### TASK DETAILS
Copy every line in the records below that contains the word "screenshot".
>> Begin
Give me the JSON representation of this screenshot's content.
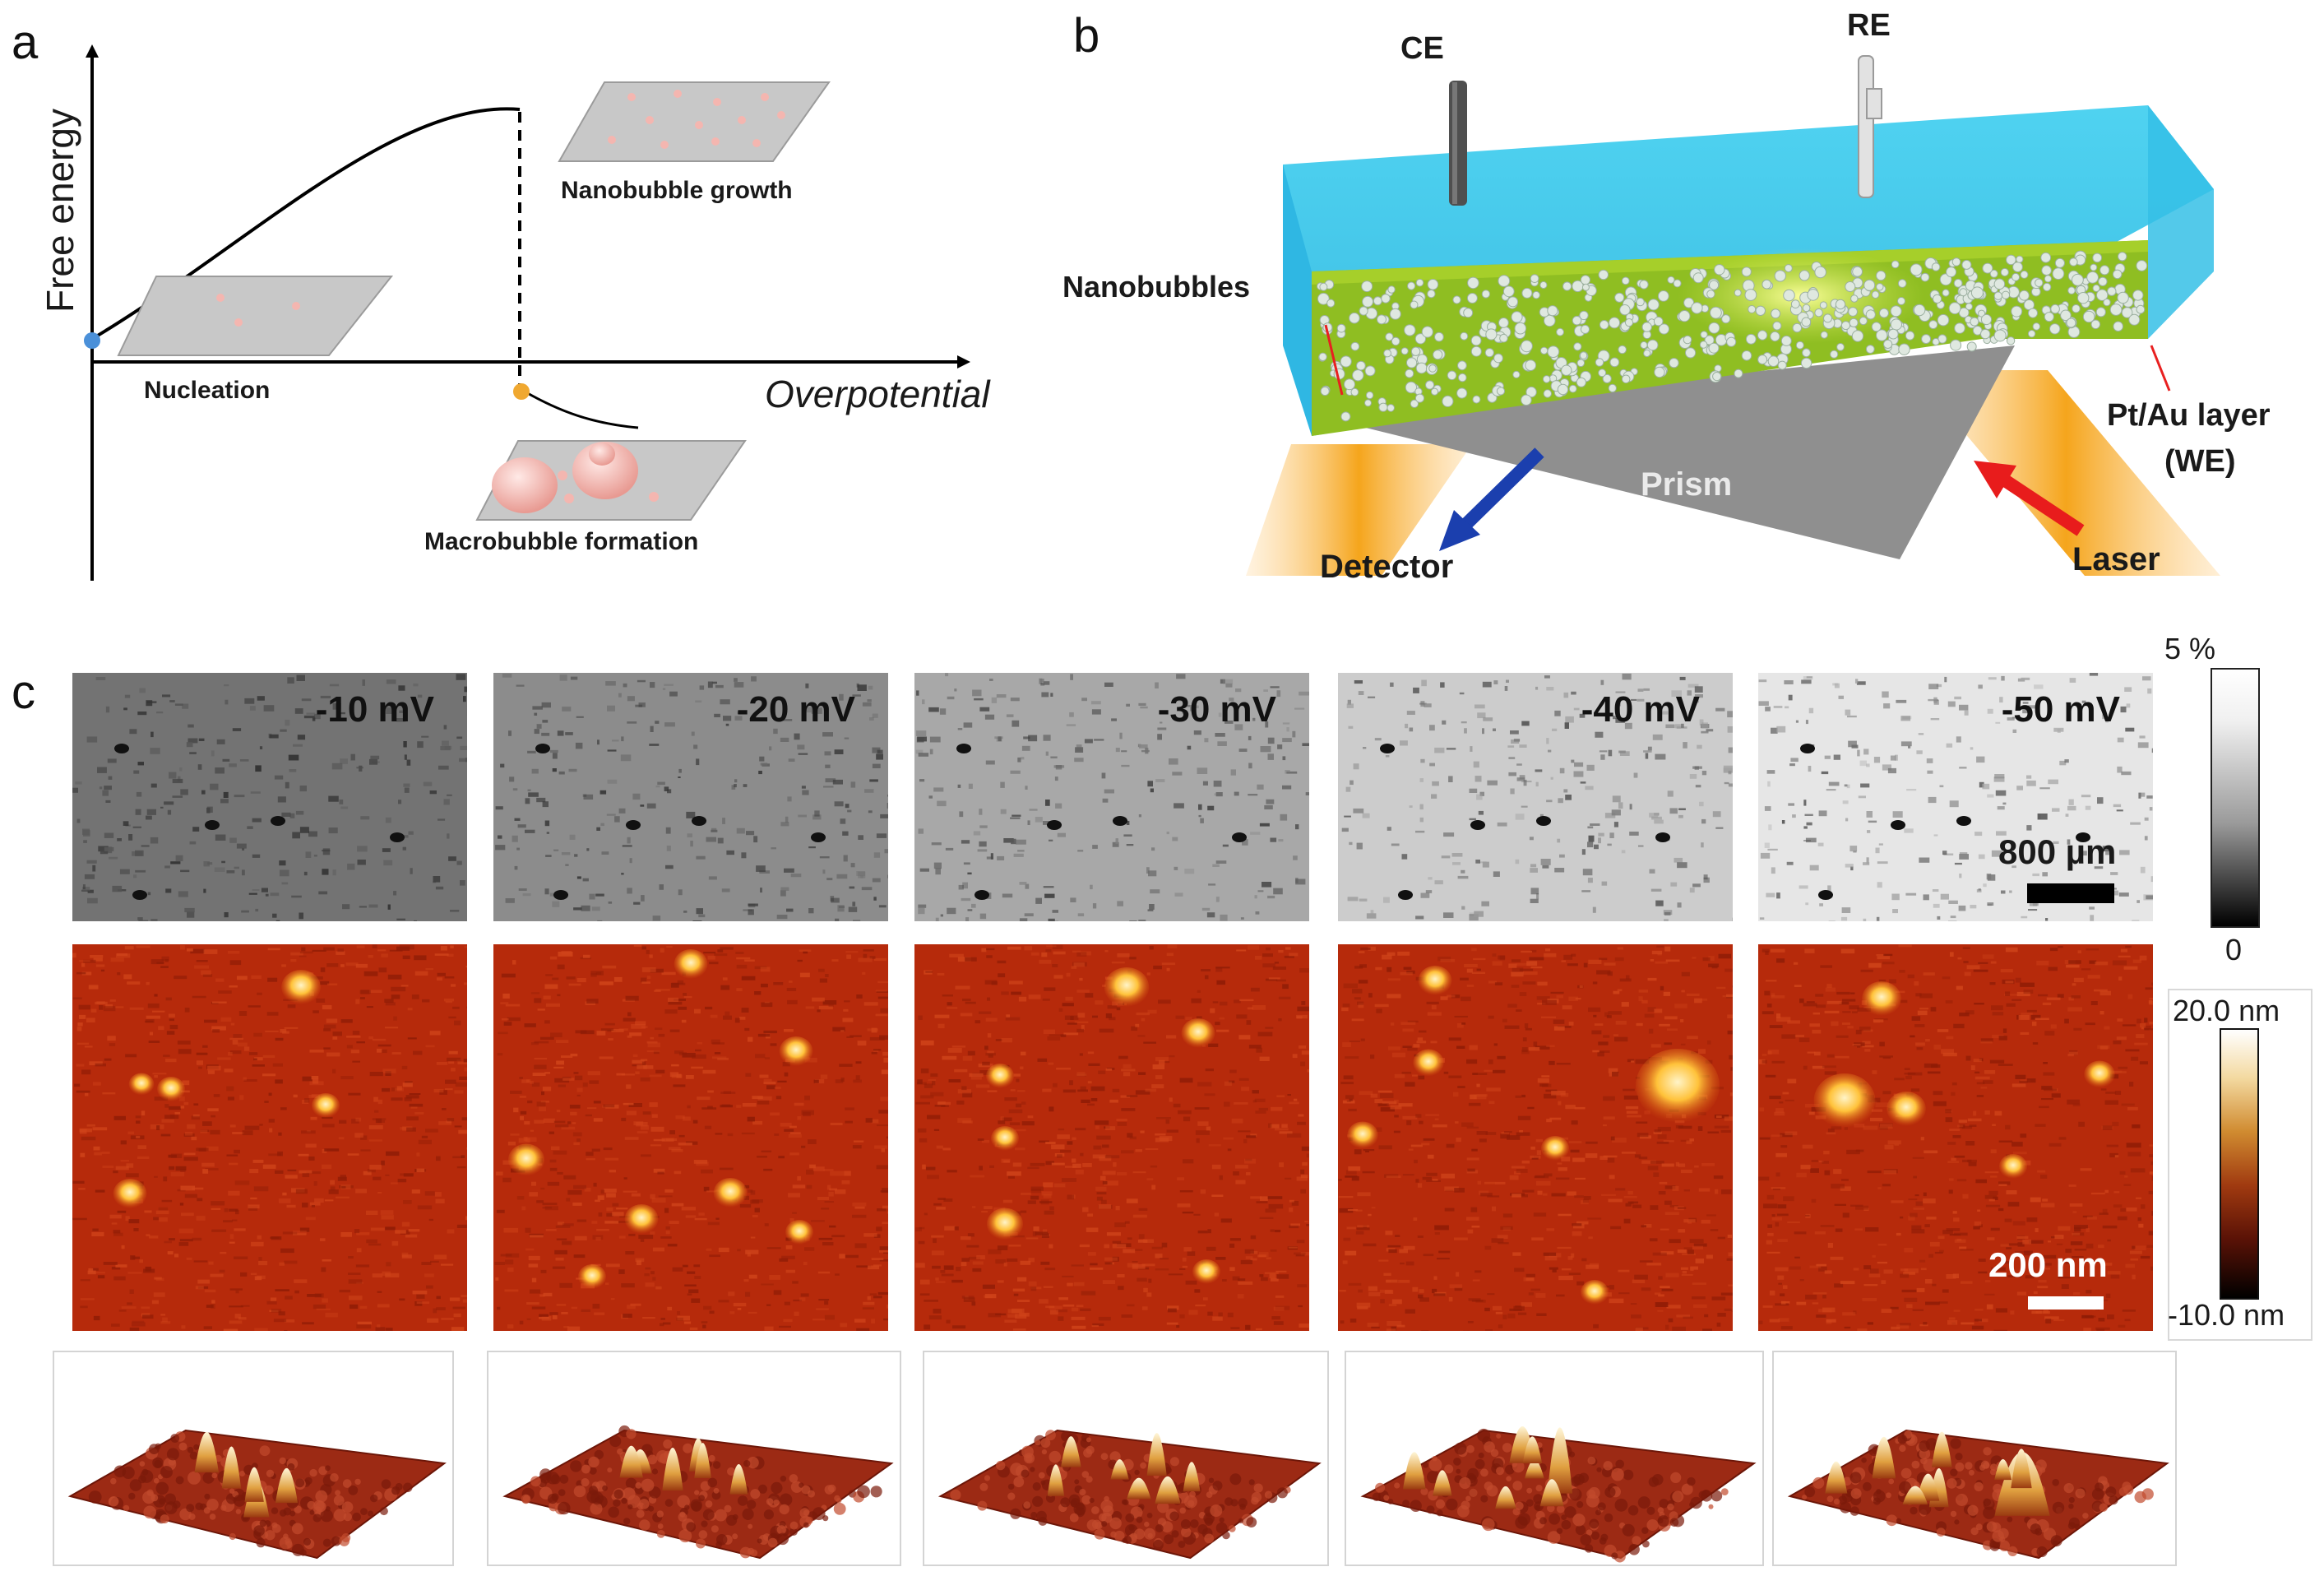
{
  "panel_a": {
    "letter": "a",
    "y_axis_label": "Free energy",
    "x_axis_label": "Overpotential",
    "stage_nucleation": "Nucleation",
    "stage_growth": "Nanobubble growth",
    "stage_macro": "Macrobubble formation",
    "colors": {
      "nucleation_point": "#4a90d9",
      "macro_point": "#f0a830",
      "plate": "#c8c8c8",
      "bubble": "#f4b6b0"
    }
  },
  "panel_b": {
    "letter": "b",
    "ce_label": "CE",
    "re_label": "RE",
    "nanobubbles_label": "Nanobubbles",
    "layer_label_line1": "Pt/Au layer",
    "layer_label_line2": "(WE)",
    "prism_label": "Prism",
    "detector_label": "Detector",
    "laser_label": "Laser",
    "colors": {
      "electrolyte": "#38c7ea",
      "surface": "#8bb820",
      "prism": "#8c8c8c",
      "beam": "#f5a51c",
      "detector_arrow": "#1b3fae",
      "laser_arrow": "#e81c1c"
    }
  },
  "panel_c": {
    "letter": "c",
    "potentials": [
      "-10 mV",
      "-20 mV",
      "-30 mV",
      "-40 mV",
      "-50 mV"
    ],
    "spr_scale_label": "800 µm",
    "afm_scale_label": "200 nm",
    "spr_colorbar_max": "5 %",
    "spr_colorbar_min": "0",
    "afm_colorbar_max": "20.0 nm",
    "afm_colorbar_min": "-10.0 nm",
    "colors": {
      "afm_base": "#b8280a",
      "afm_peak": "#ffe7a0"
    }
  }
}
>> End
>> Begin
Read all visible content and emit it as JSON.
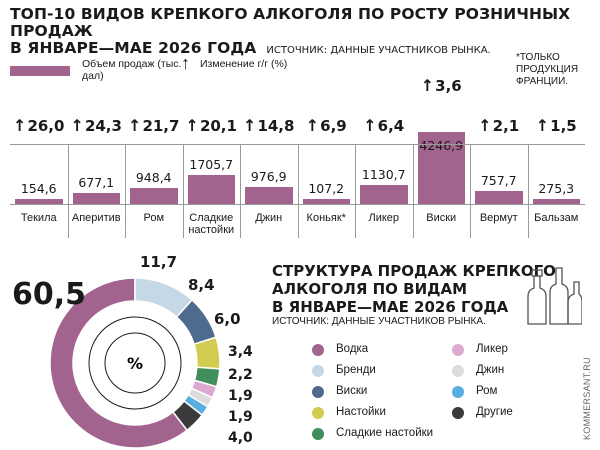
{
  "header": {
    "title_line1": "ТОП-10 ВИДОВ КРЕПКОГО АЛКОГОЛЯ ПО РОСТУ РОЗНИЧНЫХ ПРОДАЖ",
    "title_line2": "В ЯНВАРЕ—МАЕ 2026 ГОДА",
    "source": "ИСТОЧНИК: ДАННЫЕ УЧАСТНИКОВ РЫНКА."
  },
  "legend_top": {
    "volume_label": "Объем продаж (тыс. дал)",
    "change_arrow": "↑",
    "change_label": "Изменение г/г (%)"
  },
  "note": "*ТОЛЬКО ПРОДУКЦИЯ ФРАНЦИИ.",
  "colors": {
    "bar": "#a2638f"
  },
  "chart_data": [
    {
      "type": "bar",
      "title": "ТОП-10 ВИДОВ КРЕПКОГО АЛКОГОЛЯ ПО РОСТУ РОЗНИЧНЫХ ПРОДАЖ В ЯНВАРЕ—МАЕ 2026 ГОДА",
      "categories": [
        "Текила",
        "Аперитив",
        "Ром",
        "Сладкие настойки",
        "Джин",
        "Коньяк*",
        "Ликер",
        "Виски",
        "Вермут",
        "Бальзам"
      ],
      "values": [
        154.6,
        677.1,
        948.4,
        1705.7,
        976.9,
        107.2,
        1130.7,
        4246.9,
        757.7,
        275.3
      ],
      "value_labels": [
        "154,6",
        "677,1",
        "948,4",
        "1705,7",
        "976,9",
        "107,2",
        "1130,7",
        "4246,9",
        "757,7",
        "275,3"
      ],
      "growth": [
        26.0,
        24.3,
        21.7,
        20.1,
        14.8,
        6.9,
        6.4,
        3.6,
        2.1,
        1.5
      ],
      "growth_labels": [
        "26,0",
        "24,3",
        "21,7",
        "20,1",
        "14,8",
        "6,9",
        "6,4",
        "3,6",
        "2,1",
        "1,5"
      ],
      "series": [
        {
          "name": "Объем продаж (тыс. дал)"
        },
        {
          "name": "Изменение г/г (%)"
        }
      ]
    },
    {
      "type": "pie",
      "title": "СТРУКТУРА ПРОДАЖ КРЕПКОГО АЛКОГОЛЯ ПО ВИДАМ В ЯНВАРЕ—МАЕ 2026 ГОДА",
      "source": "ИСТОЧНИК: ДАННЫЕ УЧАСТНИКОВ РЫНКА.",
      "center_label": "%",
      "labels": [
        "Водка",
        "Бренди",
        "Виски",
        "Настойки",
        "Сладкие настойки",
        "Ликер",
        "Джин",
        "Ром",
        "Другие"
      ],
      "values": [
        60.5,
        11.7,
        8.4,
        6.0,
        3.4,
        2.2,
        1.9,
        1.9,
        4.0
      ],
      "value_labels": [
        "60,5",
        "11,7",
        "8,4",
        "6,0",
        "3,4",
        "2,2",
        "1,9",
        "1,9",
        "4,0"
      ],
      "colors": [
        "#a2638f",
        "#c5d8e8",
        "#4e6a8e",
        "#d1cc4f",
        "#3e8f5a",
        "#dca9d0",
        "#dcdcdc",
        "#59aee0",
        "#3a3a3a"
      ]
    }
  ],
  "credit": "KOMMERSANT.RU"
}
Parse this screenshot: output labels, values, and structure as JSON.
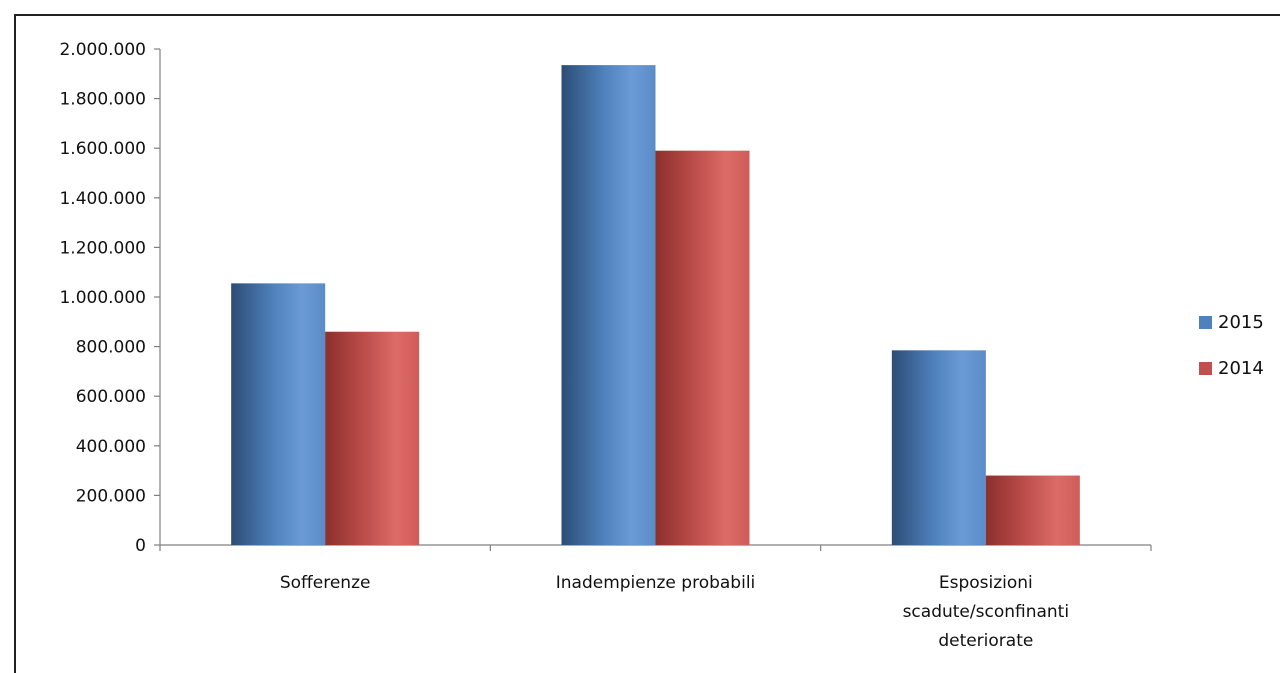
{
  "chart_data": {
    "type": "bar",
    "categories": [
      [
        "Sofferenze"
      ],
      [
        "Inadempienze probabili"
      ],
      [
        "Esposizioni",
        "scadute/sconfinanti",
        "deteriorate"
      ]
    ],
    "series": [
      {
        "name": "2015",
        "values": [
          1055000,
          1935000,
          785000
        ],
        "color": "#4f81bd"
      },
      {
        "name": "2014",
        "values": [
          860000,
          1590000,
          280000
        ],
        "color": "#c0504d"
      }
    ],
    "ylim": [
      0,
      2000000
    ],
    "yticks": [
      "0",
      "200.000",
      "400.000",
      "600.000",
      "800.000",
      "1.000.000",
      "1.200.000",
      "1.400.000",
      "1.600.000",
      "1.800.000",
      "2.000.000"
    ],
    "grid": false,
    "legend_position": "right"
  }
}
>> End
### EXERCISE SOLUTION
Give me the JSON representation of this screenshot's content.
Parse this screenshot: output labels, values, and structure as JSON.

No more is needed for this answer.